Text under study
============================================================

Zero-shot quantization for object detection via scene-aware synthesis and instance-guided alignment
摘要
Zero-Shot Quantization has emerged as an efficient model compression method for deploying object detectors on resource-constrained edge devices when access to original training data is restricted. However, existing methods encounter significant challenges when applied to object detection tasks: the synthetic data fails to capture the complex spatial layouts and multi-scale object distributions in real-world detection scenarios, and the quantization training process lacks instance-aware differentiation between key objects and background noise, leading to inefficient distillation and severe performance degradation. In this paper, we propose a novel zero-shot quantization framework designed for object detection. Specifically, we first introduce a Structured Scene-aware Synthesis (S²-Syn) method to generate high-quality calibration data that closely resemble real detection scenes. In the subsequent quantization-aware training process, we propose a differential knowledge distillation strategy with Instance-Guided Feature Alignment (IGFA) to enable the quantized model to focus on learning discriminative features of key object instances, effectively alleviating the performance degradation caused by low-bit quantization. Extensive experiments across mainstream CNN-based and Transformer-based detectors demonstrate that the proposed method achieves remarkable performance. Notably, when quantizing YOLOv5-s to 6-bit on the MS COCO benchmark, the proposed method outperforms LSQ trained with the full 120k real dataset by 1.3% mAP using only 2k synthesized data, and surpasses LSQ trained on 2k real data by 3.9% mAP.

============================================================

Source information
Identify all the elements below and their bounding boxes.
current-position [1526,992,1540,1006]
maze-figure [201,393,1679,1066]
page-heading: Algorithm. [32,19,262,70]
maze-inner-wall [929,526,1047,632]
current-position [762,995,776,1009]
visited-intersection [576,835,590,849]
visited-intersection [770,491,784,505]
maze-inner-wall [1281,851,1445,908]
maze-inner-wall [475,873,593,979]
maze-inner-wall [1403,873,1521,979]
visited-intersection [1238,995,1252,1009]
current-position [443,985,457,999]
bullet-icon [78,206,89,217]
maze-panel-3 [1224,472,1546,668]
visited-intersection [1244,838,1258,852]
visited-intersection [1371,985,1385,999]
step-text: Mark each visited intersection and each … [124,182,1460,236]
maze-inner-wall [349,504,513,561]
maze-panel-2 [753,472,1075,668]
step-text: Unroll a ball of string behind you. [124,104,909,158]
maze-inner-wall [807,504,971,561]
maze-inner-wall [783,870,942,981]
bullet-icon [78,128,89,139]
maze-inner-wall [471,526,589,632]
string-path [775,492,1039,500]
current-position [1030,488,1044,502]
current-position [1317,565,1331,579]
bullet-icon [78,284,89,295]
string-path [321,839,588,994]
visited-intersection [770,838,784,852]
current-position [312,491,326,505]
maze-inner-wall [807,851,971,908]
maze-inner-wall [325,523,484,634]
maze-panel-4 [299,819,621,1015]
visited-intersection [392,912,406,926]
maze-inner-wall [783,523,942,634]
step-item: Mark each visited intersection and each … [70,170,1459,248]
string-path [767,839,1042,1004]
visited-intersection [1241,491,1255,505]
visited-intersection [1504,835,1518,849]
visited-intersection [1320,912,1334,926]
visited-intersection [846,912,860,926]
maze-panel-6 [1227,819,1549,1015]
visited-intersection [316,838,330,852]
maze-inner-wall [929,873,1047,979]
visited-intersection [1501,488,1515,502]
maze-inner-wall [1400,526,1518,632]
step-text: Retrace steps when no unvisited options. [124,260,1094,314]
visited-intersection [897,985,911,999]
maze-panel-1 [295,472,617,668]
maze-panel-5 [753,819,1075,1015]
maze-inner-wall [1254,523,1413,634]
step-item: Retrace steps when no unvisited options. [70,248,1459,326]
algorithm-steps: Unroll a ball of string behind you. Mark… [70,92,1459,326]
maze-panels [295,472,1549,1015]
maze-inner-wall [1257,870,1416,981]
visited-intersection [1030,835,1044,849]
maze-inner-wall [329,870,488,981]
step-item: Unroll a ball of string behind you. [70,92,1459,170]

============================================================

What the task requires
State whether each statement agrees with the abstract on zero-shot quantization for object detection, answering yes or no and quoting the deciding words of that abstract: (a) When YOLOv5-s is quantized to 6-bit on MS COCO, the proposed method, using 2k synthesized data, beats LSQ trained with the full 120k real dataset by 1.3% mAP. (b) The experiments covered only CNN-based detectors. (c) Instance-Guided Feature Alignment is the component that generates the calibration data.

Reply
(a) Yes: "when quantizing YOLOv5-s to 6-bit on the MS COCO benchmark, the proposed method outperforms LSQ trained with the full 120k real dataset by 1.3% mAP using only 2k synthesized data"
(b) No: "Extensive experiments across mainstream CNN-based and Transformer-based detectors"
(c) No: "we first introduce a Structured Scene-aware Synthesis (S²-Syn) method to generate high-quality calibration data that closely resemble real detection scenes"